__STORED ROWS__
____

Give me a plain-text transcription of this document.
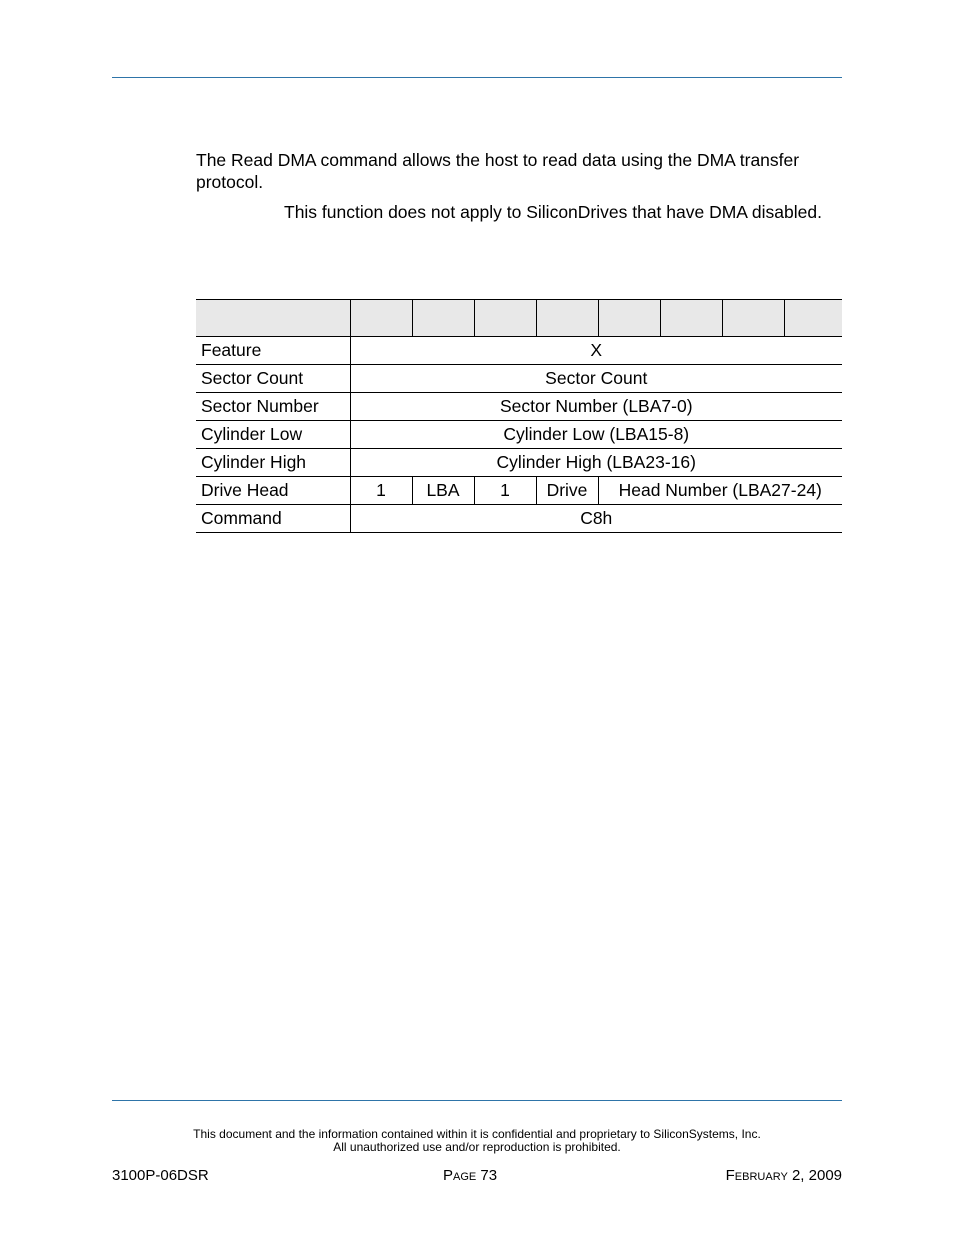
The Read DMA command allows the host to read data using the DMA transfer protocol.
This function does not apply to SiliconDrives that have DMA disabled.

Feature	X							
Sector Count	Sector Count							
Sector Number	Sector Number (LBA7-0)							
Cylinder Low	Cylinder Low (LBA15-8)							
Cylinder High	Cylinder High (LBA23-16)							
Drive Head	1	LBA	1	Drive	Head Number (LBA27-24)			
Command	C8h							
This document and the information contained within it is confidential and proprietary to SiliconSystems, Inc.
All unauthorized use and/or reproduction is prohibited.
3100P-06DSR	Page 73	February 2, 2009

____

Reproduce all of the data exactly, omitting each picture it holds.

__RESPONSE TO THIS EXERCISE__
Give me a plain-text transcription of this document.
The Read DMA command allows the host to read data using the DMA transfer protocol.
This function does not apply to SiliconDrives that have DMA disabled.

Feature	X							
Sector Count	Sector Count							
Sector Number	Sector Number (LBA7-0)							
Cylinder Low	Cylinder Low (LBA15-8)							
Cylinder High	Cylinder High (LBA23-16)							
Drive Head	1	LBA	1	Drive	Head Number (LBA27-24)			
Command	C8h							
This document and the information contained within it is confidential and proprietary to SiliconSystems, Inc.
All unauthorized use and/or reproduction is prohibited.
3100P-06DSR	Page 73	February 2, 2009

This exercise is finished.